AIM OF THE TASK. Type the records out again in full, exactly.

[Stored entries]
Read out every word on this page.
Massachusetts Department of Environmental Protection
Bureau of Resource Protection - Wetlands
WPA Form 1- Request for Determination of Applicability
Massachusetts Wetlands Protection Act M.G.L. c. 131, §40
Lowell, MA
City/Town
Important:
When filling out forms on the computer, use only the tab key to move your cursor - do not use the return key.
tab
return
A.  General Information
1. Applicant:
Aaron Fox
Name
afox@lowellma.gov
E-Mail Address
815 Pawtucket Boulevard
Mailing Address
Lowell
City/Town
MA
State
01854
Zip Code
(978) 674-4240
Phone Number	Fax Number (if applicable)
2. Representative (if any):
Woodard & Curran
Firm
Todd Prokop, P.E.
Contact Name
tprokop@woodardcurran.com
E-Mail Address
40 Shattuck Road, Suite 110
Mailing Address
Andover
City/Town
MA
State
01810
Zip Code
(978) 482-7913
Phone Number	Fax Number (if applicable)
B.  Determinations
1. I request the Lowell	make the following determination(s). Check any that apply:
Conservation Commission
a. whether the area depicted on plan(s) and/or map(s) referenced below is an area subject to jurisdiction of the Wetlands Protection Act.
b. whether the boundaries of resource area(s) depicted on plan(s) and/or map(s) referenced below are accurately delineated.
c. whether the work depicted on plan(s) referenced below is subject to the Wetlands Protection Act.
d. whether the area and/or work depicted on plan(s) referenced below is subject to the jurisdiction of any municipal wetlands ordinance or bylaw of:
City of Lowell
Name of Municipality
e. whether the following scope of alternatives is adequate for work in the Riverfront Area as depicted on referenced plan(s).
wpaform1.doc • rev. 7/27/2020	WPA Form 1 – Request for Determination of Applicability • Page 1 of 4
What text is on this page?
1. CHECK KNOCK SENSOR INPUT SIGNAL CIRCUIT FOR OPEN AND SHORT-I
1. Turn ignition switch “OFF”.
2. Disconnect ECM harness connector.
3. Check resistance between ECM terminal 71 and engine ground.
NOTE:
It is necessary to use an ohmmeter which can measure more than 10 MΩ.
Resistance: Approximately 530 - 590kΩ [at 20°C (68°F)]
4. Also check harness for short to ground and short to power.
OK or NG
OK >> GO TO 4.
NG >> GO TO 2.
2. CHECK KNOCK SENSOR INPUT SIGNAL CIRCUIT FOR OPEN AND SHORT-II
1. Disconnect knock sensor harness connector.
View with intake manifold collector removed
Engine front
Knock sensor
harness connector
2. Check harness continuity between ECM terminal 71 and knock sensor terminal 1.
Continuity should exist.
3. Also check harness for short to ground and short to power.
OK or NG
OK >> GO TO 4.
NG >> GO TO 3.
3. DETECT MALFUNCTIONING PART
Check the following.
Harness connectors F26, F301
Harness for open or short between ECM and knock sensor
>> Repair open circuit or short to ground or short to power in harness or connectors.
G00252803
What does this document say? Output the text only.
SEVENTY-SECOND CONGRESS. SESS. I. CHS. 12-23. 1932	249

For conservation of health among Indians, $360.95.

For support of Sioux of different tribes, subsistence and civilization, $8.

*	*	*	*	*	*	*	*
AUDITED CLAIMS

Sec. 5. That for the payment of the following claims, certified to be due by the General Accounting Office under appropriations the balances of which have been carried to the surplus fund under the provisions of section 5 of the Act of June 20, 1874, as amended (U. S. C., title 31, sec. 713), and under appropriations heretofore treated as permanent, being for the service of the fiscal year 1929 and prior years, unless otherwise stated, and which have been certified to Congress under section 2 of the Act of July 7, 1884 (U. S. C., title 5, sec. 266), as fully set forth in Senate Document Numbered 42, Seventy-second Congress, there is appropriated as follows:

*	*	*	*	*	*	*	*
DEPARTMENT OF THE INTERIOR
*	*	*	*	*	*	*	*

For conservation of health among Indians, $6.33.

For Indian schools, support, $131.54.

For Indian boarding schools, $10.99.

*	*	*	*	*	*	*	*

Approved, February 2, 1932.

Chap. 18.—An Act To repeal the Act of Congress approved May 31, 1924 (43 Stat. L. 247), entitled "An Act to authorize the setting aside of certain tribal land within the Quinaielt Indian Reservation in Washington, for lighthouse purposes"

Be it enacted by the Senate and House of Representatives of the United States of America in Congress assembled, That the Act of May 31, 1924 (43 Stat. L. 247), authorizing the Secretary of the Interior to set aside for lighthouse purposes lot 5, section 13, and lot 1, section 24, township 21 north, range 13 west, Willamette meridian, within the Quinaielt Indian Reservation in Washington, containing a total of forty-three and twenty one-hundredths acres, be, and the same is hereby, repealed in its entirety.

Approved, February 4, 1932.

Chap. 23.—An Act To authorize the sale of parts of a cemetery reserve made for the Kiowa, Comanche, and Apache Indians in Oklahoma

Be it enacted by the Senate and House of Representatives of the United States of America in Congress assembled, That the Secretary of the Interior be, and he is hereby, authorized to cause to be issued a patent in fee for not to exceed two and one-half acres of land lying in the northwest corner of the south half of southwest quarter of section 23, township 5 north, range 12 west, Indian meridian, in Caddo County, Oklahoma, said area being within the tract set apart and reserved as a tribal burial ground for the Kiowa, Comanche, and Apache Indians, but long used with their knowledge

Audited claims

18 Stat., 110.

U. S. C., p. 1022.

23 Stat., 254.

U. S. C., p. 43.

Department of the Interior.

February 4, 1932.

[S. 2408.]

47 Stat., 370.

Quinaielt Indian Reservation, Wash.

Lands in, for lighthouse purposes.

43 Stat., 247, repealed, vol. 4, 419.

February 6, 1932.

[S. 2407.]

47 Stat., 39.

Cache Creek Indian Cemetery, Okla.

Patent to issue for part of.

SOLUTION TO THIS TASK.
Read out every word on this page.
Massachusetts Department of Environmental Protection
Bureau of Resource Protection - Wetlands
WPA Form 1- Request for Determination of Applicability
Massachusetts Wetlands Protection Act M.G.L. c. 131, §40
Lowell, MA
City/Town
Important:
When filling out forms on the computer, use only the tab key to move your cursor - do not use the return key.
tab
return
A.  General Information
1. Applicant:
Aaron Fox
Name
afox@lowellma.gov
E-Mail Address
815 Pawtucket Boulevard
Mailing Address
Lowell
City/Town
MA
State
01854
Zip Code
(978) 674-4240
Phone Number	Fax Number (if applicable)
2. Representative (if any):
Woodard & Curran
Firm
Todd Prokop, P.E.
Contact Name
tprokop@woodardcurran.com
E-Mail Address
40 Shattuck Road, Suite 110
Mailing Address
Andover
City/Town
MA
State
01810
Zip Code
(978) 482-7913
Phone Number	Fax Number (if applicable)
B.  Determinations
1. I request the Lowell	make the following determination(s). Check any that apply:
Conservation Commission
a. whether the area depicted on plan(s) and/or map(s) referenced below is an area subject to jurisdiction of the Wetlands Protection Act.
b. whether the boundaries of resource area(s) depicted on plan(s) and/or map(s) referenced below are accurately delineated.
c. whether the work depicted on plan(s) referenced below is subject to the Wetlands Protection Act.
d. whether the area and/or work depicted on plan(s) referenced below is subject to the jurisdiction of any municipal wetlands ordinance or bylaw of:
City of Lowell
Name of Municipality
e. whether the following scope of alternatives is adequate for work in the Riverfront Area as depicted on referenced plan(s).
wpaform1.doc • rev. 7/27/2020	WPA Form 1 – Request for Determination of Applicability • Page 1 of 4
What text is on this page?
1. CHECK KNOCK SENSOR INPUT SIGNAL CIRCUIT FOR OPEN AND SHORT-I
1. Turn ignition switch “OFF”.
2. Disconnect ECM harness connector.
3. Check resistance between ECM terminal 71 and engine ground.
NOTE:
It is necessary to use an ohmmeter which can measure more than 10 MΩ.
Resistance: Approximately 530 - 590kΩ [at 20°C (68°F)]
4. Also check harness for short to ground and short to power.
OK or NG
OK >> GO TO 4.
NG >> GO TO 2.
2. CHECK KNOCK SENSOR INPUT SIGNAL CIRCUIT FOR OPEN AND SHORT-II
1. Disconnect knock sensor harness connector.
View with intake manifold collector removed
Engine front
Knock sensor
harness connector
2. Check harness continuity between ECM terminal 71 and knock sensor terminal 1.
Continuity should exist.
3. Also check harness for short to ground and short to power.
OK or NG
OK >> GO TO 4.
NG >> GO TO 3.
3. DETECT MALFUNCTIONING PART
Check the following.
Harness connectors F26, F301
Harness for open or short between ECM and knock sensor
>> Repair open circuit or short to ground or short to power in harness or connectors.
G00252803
What does this document say? Output the text only.
SEVENTY-SECOND CONGRESS. SESS. I. CHS. 12-23. 1932	249

For conservation of health among Indians, $360.95.

For support of Sioux of different tribes, subsistence and civilization, $8.

*	*	*	*	*	*	*	*
AUDITED CLAIMS

Sec. 5. That for the payment of the following claims, certified to be due by the General Accounting Office under appropriations the balances of which have been carried to the surplus fund under the provisions of section 5 of the Act of June 20, 1874, as amended (U. S. C., title 31, sec. 713), and under appropriations heretofore treated as permanent, being for the service of the fiscal year 1929 and prior years, unless otherwise stated, and which have been certified to Congress under section 2 of the Act of July 7, 1884 (U. S. C., title 5, sec. 266), as fully set forth in Senate Document Numbered 42, Seventy-second Congress, there is appropriated as follows:

*	*	*	*	*	*	*	*
DEPARTMENT OF THE INTERIOR
*	*	*	*	*	*	*	*

For conservation of health among Indians, $6.33.

For Indian schools, support, $131.54.

For Indian boarding schools, $10.99.

*	*	*	*	*	*	*	*

Approved, February 2, 1932.

Chap. 18.—An Act To repeal the Act of Congress approved May 31, 1924 (43 Stat. L. 247), entitled "An Act to authorize the setting aside of certain tribal land within the Quinaielt Indian Reservation in Washington, for lighthouse purposes"

Be it enacted by the Senate and House of Representatives of the United States of America in Congress assembled, That the Act of May 31, 1924 (43 Stat. L. 247), authorizing the Secretary of the Interior to set aside for lighthouse purposes lot 5, section 13, and lot 1, section 24, township 21 north, range 13 west, Willamette meridian, within the Quinaielt Indian Reservation in Washington, containing a total of forty-three and twenty one-hundredths acres, be, and the same is hereby, repealed in its entirety.

Approved, February 4, 1932.

Chap. 23.—An Act To authorize the sale of parts of a cemetery reserve made for the Kiowa, Comanche, and Apache Indians in Oklahoma

Be it enacted by the Senate and House of Representatives of the United States of America in Congress assembled, That the Secretary of the Interior be, and he is hereby, authorized to cause to be issued a patent in fee for not to exceed two and one-half acres of land lying in the northwest corner of the south half of southwest quarter of section 23, township 5 north, range 12 west, Indian meridian, in Caddo County, Oklahoma, said area being within the tract set apart and reserved as a tribal burial ground for the Kiowa, Comanche, and Apache Indians, but long used with their knowledge

Audited claims

18 Stat., 110.

U. S. C., p. 1022.

23 Stat., 254.

U. S. C., p. 43.

Department of the Interior.

February 4, 1932.

[S. 2408.]

47 Stat., 370.

Quinaielt Indian Reservation, Wash.

Lands in, for lighthouse purposes.

43 Stat., 247, repealed, vol. 4, 419.

February 6, 1932.

[S. 2407.]

47 Stat., 39.

Cache Creek Indian Cemetery, Okla.

Patent to issue for part of.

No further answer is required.